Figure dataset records
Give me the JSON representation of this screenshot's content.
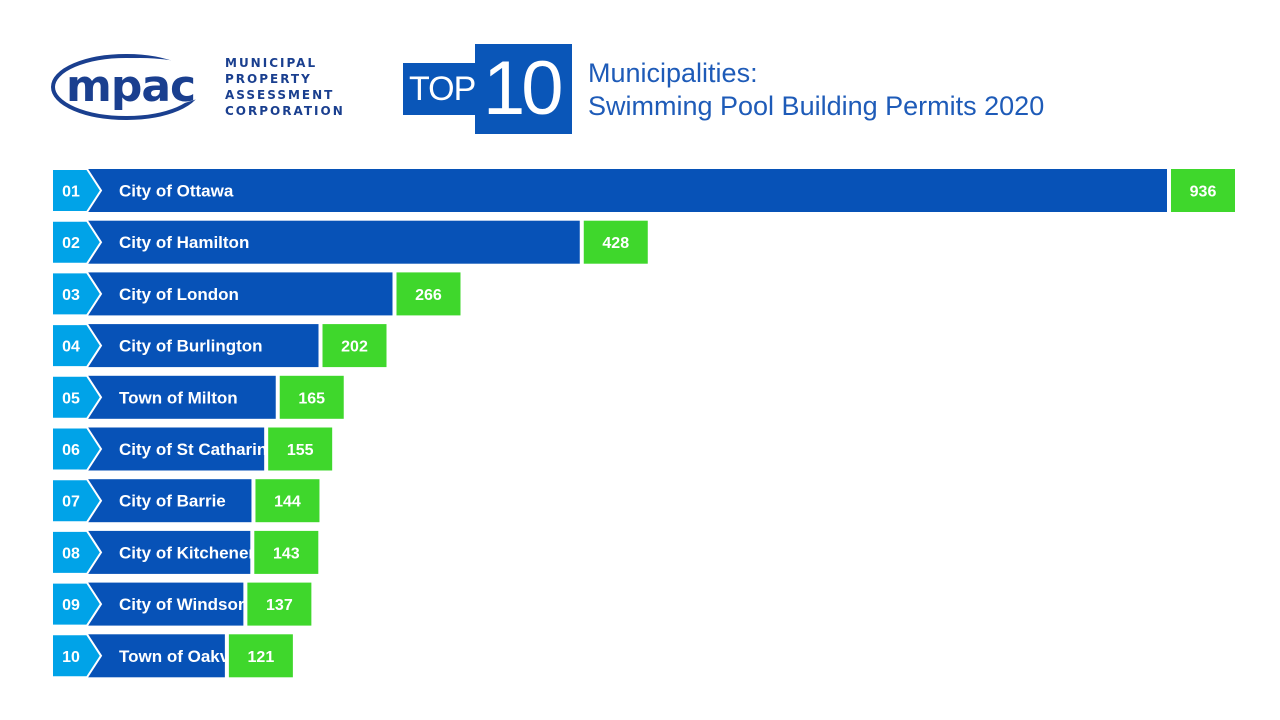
{
  "header": {
    "logo_text": "mpac",
    "logo_subtitle": [
      "MUNICIPAL",
      "PROPERTY",
      "ASSESSMENT",
      "CORPORATION"
    ],
    "badge_word": "TOP",
    "badge_number": "10",
    "title_line1": "Municipalities:",
    "title_line2": "Swimming Pool Building Permits 2020"
  },
  "colors": {
    "rank_tab": "#00a3e8",
    "bar": "#0752b7",
    "value_box": "#3fd72c",
    "title": "#1e5bb8",
    "logo": "#1a3f8f"
  },
  "chart_data": {
    "type": "bar",
    "orientation": "horizontal",
    "title": "Municipalities: Swimming Pool Building Permits 2020",
    "ranks": [
      "01",
      "02",
      "03",
      "04",
      "05",
      "06",
      "07",
      "08",
      "09",
      "10"
    ],
    "categories": [
      "City of Ottawa",
      "City of Hamilton",
      "City of London",
      "City of Burlington",
      "Town of Milton",
      "City of St Catharines",
      "City of Barrie",
      "City of Kitchener",
      "City of Windsor",
      "Town of Oakville"
    ],
    "values": [
      936,
      428,
      266,
      202,
      165,
      155,
      144,
      143,
      137,
      121
    ],
    "xlim": [
      0,
      936
    ],
    "grid": false,
    "legend": "none"
  }
}
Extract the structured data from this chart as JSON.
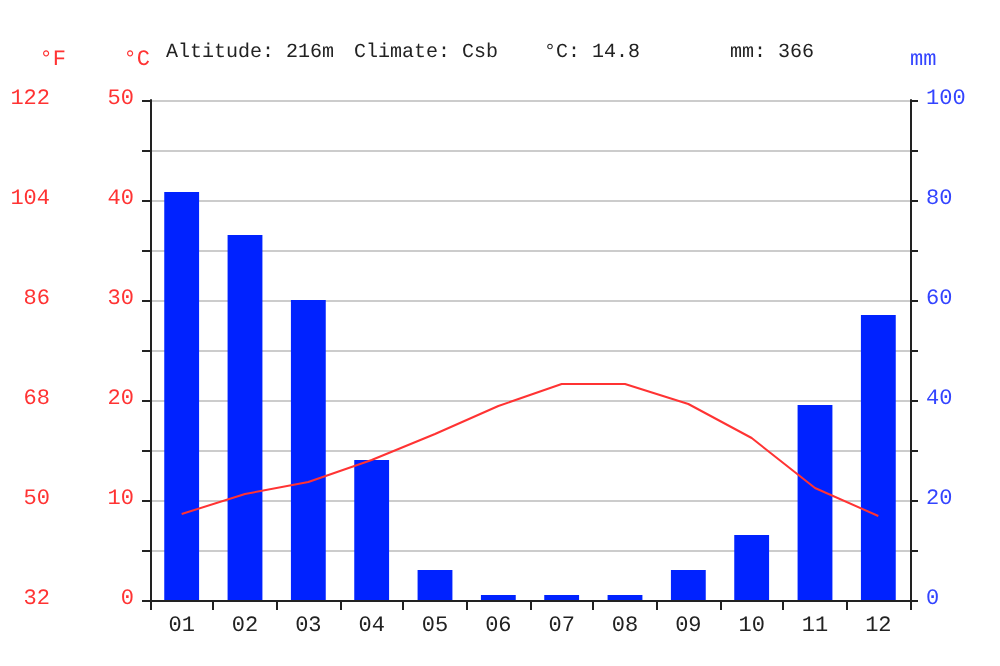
{
  "chart_data": {
    "type": "bar",
    "categories": [
      "01",
      "02",
      "03",
      "04",
      "05",
      "06",
      "07",
      "08",
      "09",
      "10",
      "11",
      "12"
    ],
    "series": [
      {
        "axis": "y2",
        "color": "#0022ff",
        "values": [
          81.6,
          73,
          60,
          28,
          6,
          1,
          1,
          1,
          6,
          13,
          39,
          57
        ]
      },
      {
        "type": "line",
        "axis": "y",
        "color": "#ff3333",
        "values": [
          8.6,
          10.6,
          11.8,
          14,
          16.6,
          19.4,
          21.6,
          21.6,
          19.6,
          16.2,
          11.2,
          8.4
        ]
      }
    ],
    "ylabel": "°C",
    "y2label": "mm",
    "y3label": "°F",
    "ylim": [
      0,
      50
    ],
    "yticks": [
      0,
      {
        "value": 5,
        "label": null
      },
      10,
      {
        "value": 15,
        "label": null
      },
      20,
      {
        "value": 25,
        "label": null
      },
      30,
      {
        "value": 35,
        "label": null
      },
      40,
      {
        "value": 45,
        "label": null
      },
      50
    ],
    "y2lim": [
      0,
      100
    ],
    "y2ticks": [
      0,
      {
        "value": 10,
        "label": null
      },
      20,
      {
        "value": 30,
        "label": null
      },
      40,
      {
        "value": 50,
        "label": null
      },
      60,
      {
        "value": 70,
        "label": null
      },
      80,
      {
        "value": 90,
        "label": null
      },
      100
    ],
    "y3lim": [
      32,
      122
    ],
    "y3ticks": [
      32,
      50,
      68,
      86,
      104,
      122
    ],
    "annotations": [
      "Altitude: 216m",
      "Climate: Csb",
      "°C: 14.8",
      "mm: 366"
    ],
    "grid": "y",
    "marker": "none"
  }
}
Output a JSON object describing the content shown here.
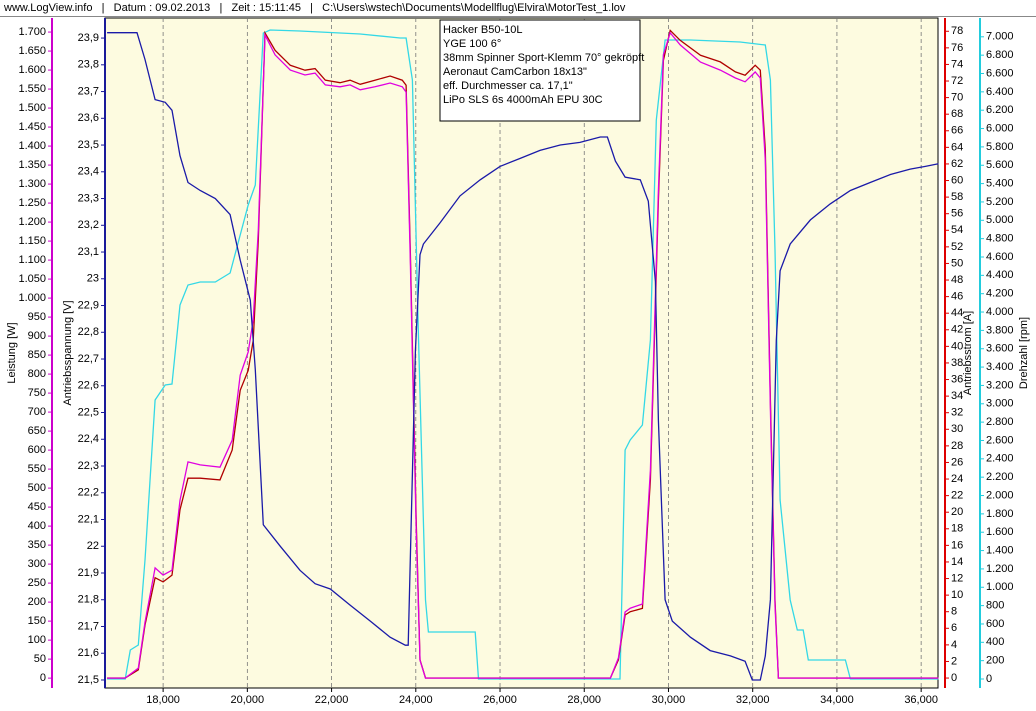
{
  "chart_data": {
    "type": "line",
    "header": "www.LogView.info   |   Datum : 09.02.2013   |   Zeit : 15:11:45   |   C:\\Users\\wstech\\Documents\\Modellflug\\Elvira\\MotorTest_1.lov",
    "info_box": [
      "Hacker B50-10L",
      "YGE 100 6°",
      "38mm Spinner Sport-Klemm 70° gekröpft",
      "Aeronaut CamCarbon 18x13\"",
      "eff. Durchmesser ca. 17,1\"",
      "LiPo SLS 6s 4000mAh EPU 30C"
    ],
    "grid": true,
    "xlim": [
      16620,
      36400
    ],
    "xticks": [
      {
        "value": 18000,
        "label": "18,000"
      },
      {
        "value": 20000,
        "label": "20,000"
      },
      {
        "value": 22000,
        "label": "22,000"
      },
      {
        "value": 24000,
        "label": "24,000"
      },
      {
        "value": 26000,
        "label": "26,000"
      },
      {
        "value": 28000,
        "label": "28,000"
      },
      {
        "value": 30000,
        "label": "30,000"
      },
      {
        "value": 32000,
        "label": "32,000"
      },
      {
        "value": 34000,
        "label": "34,000"
      },
      {
        "value": 36000,
        "label": "36,000"
      }
    ],
    "y_axes": [
      {
        "title": "Leistung [W]",
        "color": "#cc00cc",
        "ylim": [
          -26,
          1737
        ],
        "yticks": [
          0,
          50,
          100,
          150,
          200,
          250,
          300,
          350,
          400,
          450,
          500,
          550,
          600,
          650,
          700,
          750,
          800,
          850,
          900,
          950,
          {
            "value": 1000,
            "label": "1.000"
          },
          {
            "value": 1050,
            "label": "1.050"
          },
          {
            "value": 1100,
            "label": "1.100"
          },
          {
            "value": 1150,
            "label": "1.150"
          },
          {
            "value": 1200,
            "label": "1.200"
          },
          {
            "value": 1250,
            "label": "1.250"
          },
          {
            "value": 1300,
            "label": "1.300"
          },
          {
            "value": 1350,
            "label": "1.350"
          },
          {
            "value": 1400,
            "label": "1.400"
          },
          {
            "value": 1450,
            "label": "1.450"
          },
          {
            "value": 1500,
            "label": "1.500"
          },
          {
            "value": 1550,
            "label": "1.550"
          },
          {
            "value": 1600,
            "label": "1.600"
          },
          {
            "value": 1650,
            "label": "1.650"
          },
          {
            "value": 1700,
            "label": "1.700"
          }
        ]
      },
      {
        "title": "Antriebsspannung [V]",
        "color": "#1a1a9a",
        "ylim": [
          21.47,
          23.975
        ],
        "yticks": [
          {
            "value": 21.5,
            "label": "21,5"
          },
          {
            "value": 21.6,
            "label": "21,6"
          },
          {
            "value": 21.7,
            "label": "21,7"
          },
          {
            "value": 21.8,
            "label": "21,8"
          },
          {
            "value": 21.9,
            "label": "21,9"
          },
          22,
          {
            "value": 22.1,
            "label": "22,1"
          },
          {
            "value": 22.2,
            "label": "22,2"
          },
          {
            "value": 22.3,
            "label": "22,3"
          },
          {
            "value": 22.4,
            "label": "22,4"
          },
          {
            "value": 22.5,
            "label": "22,5"
          },
          {
            "value": 22.6,
            "label": "22,6"
          },
          {
            "value": 22.7,
            "label": "22,7"
          },
          {
            "value": 22.8,
            "label": "22,8"
          },
          {
            "value": 22.9,
            "label": "22,9"
          },
          23,
          {
            "value": 23.1,
            "label": "23,1"
          },
          {
            "value": 23.2,
            "label": "23,2"
          },
          {
            "value": 23.3,
            "label": "23,3"
          },
          {
            "value": 23.4,
            "label": "23,4"
          },
          {
            "value": 23.5,
            "label": "23,5"
          },
          {
            "value": 23.6,
            "label": "23,6"
          },
          {
            "value": 23.7,
            "label": "23,7"
          },
          {
            "value": 23.8,
            "label": "23,8"
          },
          {
            "value": 23.9,
            "label": "23,9"
          }
        ]
      },
      {
        "title": "Antriebsstrom [A]",
        "color": "#dd0000",
        "ylim": [
          -1.2,
          79.6
        ],
        "yticks": [
          0,
          2,
          4,
          6,
          8,
          10,
          12,
          14,
          16,
          18,
          20,
          22,
          24,
          26,
          28,
          30,
          32,
          34,
          36,
          38,
          40,
          42,
          44,
          46,
          48,
          50,
          52,
          54,
          56,
          58,
          60,
          62,
          64,
          66,
          68,
          70,
          72,
          74,
          76,
          78
        ]
      },
      {
        "title": "Drehzahl [rpm]",
        "color": "#22ccdd",
        "ylim": [
          -98,
          7205
        ],
        "yticks": [
          0,
          200,
          400,
          600,
          800,
          {
            "value": 1000,
            "label": "1.000"
          },
          {
            "value": 1200,
            "label": "1.200"
          },
          {
            "value": 1400,
            "label": "1.400"
          },
          {
            "value": 1600,
            "label": "1.600"
          },
          {
            "value": 1800,
            "label": "1.800"
          },
          {
            "value": 2000,
            "label": "2.000"
          },
          {
            "value": 2200,
            "label": "2.200"
          },
          {
            "value": 2400,
            "label": "2.400"
          },
          {
            "value": 2600,
            "label": "2.600"
          },
          {
            "value": 2800,
            "label": "2.800"
          },
          {
            "value": 3000,
            "label": "3.000"
          },
          {
            "value": 3200,
            "label": "3.200"
          },
          {
            "value": 3400,
            "label": "3.400"
          },
          {
            "value": 3600,
            "label": "3.600"
          },
          {
            "value": 3800,
            "label": "3.800"
          },
          {
            "value": 4000,
            "label": "4.000"
          },
          {
            "value": 4200,
            "label": "4.200"
          },
          {
            "value": 4400,
            "label": "4.400"
          },
          {
            "value": 4600,
            "label": "4.600"
          },
          {
            "value": 4800,
            "label": "4.800"
          },
          {
            "value": 5000,
            "label": "5.000"
          },
          {
            "value": 5200,
            "label": "5.200"
          },
          {
            "value": 5400,
            "label": "5.400"
          },
          {
            "value": 5600,
            "label": "5.600"
          },
          {
            "value": 5800,
            "label": "5.800"
          },
          {
            "value": 6000,
            "label": "6.000"
          },
          {
            "value": 6200,
            "label": "6.200"
          },
          {
            "value": 6400,
            "label": "6.400"
          },
          {
            "value": 6600,
            "label": "6.600"
          },
          {
            "value": 6800,
            "label": "6.800"
          },
          {
            "value": 7000,
            "label": "7.000"
          }
        ]
      }
    ],
    "series": [
      {
        "axis": 3,
        "color": "#33d8e6",
        "x": [
          16670,
          17100,
          17220,
          17410,
          17570,
          17810,
          18050,
          18210,
          18400,
          18590,
          18880,
          19240,
          19590,
          19830,
          20020,
          20190,
          20380,
          20540,
          21250,
          22680,
          23630,
          23770,
          23920,
          24060,
          24230,
          24300,
          24820,
          25410,
          25490,
          28380,
          28850,
          28970,
          29090,
          29380,
          29570,
          29710,
          29920,
          30520,
          31700,
          32300,
          32420,
          32530,
          32650,
          32890,
          33060,
          33200,
          33320,
          34200,
          34320,
          36410
        ],
        "values": [
          0,
          0,
          316,
          371,
          1297,
          3041,
          3205,
          3216,
          4077,
          4295,
          4327,
          4327,
          4425,
          4840,
          5167,
          5385,
          7041,
          7074,
          7063,
          7031,
          6987,
          6987,
          6529,
          3804,
          861,
          512,
          512,
          512,
          0,
          0,
          0,
          2496,
          2605,
          2769,
          3695,
          6093,
          6965,
          6965,
          6943,
          6911,
          6529,
          4676,
          1951,
          861,
          534,
          534,
          207,
          207,
          0,
          0
        ]
      },
      {
        "axis": 2,
        "color": "#b00000",
        "x": [
          16670,
          17100,
          17410,
          17570,
          17810,
          18000,
          18210,
          18400,
          18590,
          18880,
          19350,
          19640,
          19830,
          20020,
          20140,
          20260,
          20420,
          20660,
          21020,
          21370,
          21610,
          21850,
          22200,
          22440,
          22680,
          23030,
          23390,
          23680,
          23770,
          23870,
          24010,
          24100,
          24230,
          28620,
          28810,
          28970,
          29090,
          29380,
          29570,
          29760,
          29880,
          30040,
          30280,
          30760,
          31230,
          31590,
          31820,
          32060,
          32180,
          32300,
          32420,
          32530,
          32610,
          36410
        ],
        "values": [
          0,
          0,
          1.0,
          6.4,
          12.1,
          11.6,
          12.4,
          20.3,
          24.1,
          24.1,
          23.9,
          27.5,
          34.7,
          37.1,
          40.7,
          52.8,
          77.8,
          75.7,
          73.9,
          73.3,
          73.5,
          72.1,
          71.8,
          72.1,
          71.6,
          72.1,
          72.6,
          72.1,
          71.5,
          51.6,
          19.0,
          2.2,
          0,
          0,
          2.2,
          7.6,
          8.0,
          8.4,
          23.9,
          57.6,
          74.5,
          78.1,
          76.9,
          75.1,
          74.3,
          73.1,
          72.7,
          73.9,
          73.3,
          63.7,
          33.5,
          9.4,
          0,
          0
        ]
      },
      {
        "axis": 0,
        "color": "#e000e0",
        "x": [
          16670,
          17100,
          17410,
          17570,
          17810,
          18000,
          18210,
          18400,
          18590,
          18880,
          19350,
          19640,
          19830,
          20020,
          20140,
          20260,
          20420,
          20660,
          21020,
          21370,
          21610,
          21850,
          22200,
          22440,
          22680,
          23030,
          23390,
          23680,
          23770,
          23870,
          24010,
          24100,
          24230,
          28620,
          28810,
          28970,
          29090,
          29380,
          29570,
          29760,
          29880,
          30040,
          30280,
          30760,
          31230,
          31590,
          31820,
          32060,
          32180,
          32300,
          32420,
          32530,
          32610,
          36410
        ],
        "values": [
          0,
          0,
          26,
          147,
          290,
          271,
          284,
          468,
          569,
          561,
          555,
          626,
          797,
          858,
          942,
          1179,
          1692,
          1640,
          1600,
          1587,
          1592,
          1561,
          1556,
          1561,
          1548,
          1556,
          1566,
          1556,
          1542,
          1100,
          390,
          47,
          0,
          0,
          53,
          174,
          184,
          195,
          547,
          1284,
          1640,
          1698,
          1666,
          1621,
          1600,
          1579,
          1569,
          1595,
          1579,
          1363,
          705,
          192,
          0,
          0
        ]
      },
      {
        "axis": 1,
        "color": "#1a1aa8",
        "x": [
          16670,
          17380,
          17570,
          17810,
          18050,
          18210,
          18400,
          18590,
          18880,
          19240,
          19590,
          19830,
          20070,
          20190,
          20380,
          20780,
          21250,
          21610,
          21970,
          22440,
          22920,
          23390,
          23750,
          23820,
          23990,
          24100,
          24180,
          24580,
          25050,
          25530,
          26000,
          26480,
          26950,
          27430,
          27900,
          28380,
          28550,
          28740,
          28970,
          29330,
          29520,
          29690,
          29760,
          29920,
          30090,
          30520,
          30990,
          31470,
          31820,
          31990,
          32180,
          32300,
          32420,
          32560,
          32650,
          32890,
          33370,
          33840,
          34320,
          34790,
          35270,
          35740,
          36100,
          36410
        ],
        "values": [
          23.92,
          23.92,
          23.82,
          23.67,
          23.66,
          23.63,
          23.46,
          23.36,
          23.33,
          23.3,
          23.24,
          23.07,
          22.92,
          22.66,
          22.08,
          22.0,
          21.91,
          21.86,
          21.84,
          21.78,
          21.72,
          21.66,
          21.63,
          21.63,
          22.73,
          23.09,
          23.13,
          23.21,
          23.31,
          23.37,
          23.42,
          23.45,
          23.48,
          23.5,
          23.51,
          23.53,
          23.53,
          23.44,
          23.38,
          23.37,
          23.29,
          22.99,
          22.47,
          21.8,
          21.72,
          21.66,
          21.61,
          21.59,
          21.57,
          21.5,
          21.5,
          21.59,
          21.8,
          22.77,
          23.03,
          23.13,
          23.22,
          23.28,
          23.33,
          23.36,
          23.39,
          23.41,
          23.42,
          23.43
        ]
      }
    ]
  }
}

▶ [Request]: From the material above, copy each line that includes the word "Building".

▶ [Finished answer]:
    "title_line2": "Swimming Pool Building Permits 2020"
    "title": "Municipalities: Swimming Pool Building Permits 2020",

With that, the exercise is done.